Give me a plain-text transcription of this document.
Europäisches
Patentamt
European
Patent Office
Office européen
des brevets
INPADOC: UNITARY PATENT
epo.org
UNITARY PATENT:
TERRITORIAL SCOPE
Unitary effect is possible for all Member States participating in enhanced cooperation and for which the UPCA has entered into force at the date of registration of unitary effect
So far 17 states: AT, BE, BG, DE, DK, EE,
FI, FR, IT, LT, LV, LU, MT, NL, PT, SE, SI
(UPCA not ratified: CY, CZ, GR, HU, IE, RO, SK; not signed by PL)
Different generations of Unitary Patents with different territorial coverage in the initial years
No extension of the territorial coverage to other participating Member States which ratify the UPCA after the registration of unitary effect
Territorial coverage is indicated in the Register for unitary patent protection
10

+ + + +

### Given request
Take the listing above and write it out again exactly.

### Task result
Give me a plain-text transcription of this document.
Europäisches
Patentamt
European
Patent Office
Office européen
des brevets
INPADOC: UNITARY PATENT
epo.org
UNITARY PATENT:
TERRITORIAL SCOPE
Unitary effect is possible for all Member States participating in enhanced cooperation and for which the UPCA has entered into force at the date of registration of unitary effect
So far 17 states: AT, BE, BG, DE, DK, EE,
FI, FR, IT, LT, LV, LU, MT, NL, PT, SE, SI
(UPCA not ratified: CY, CZ, GR, HU, IE, RO, SK; not signed by PL)
Different generations of Unitary Patents with different territorial coverage in the initial years
No extension of the territorial coverage to other participating Member States which ratify the UPCA after the registration of unitary effect
Territorial coverage is indicated in the Register for unitary patent protection
10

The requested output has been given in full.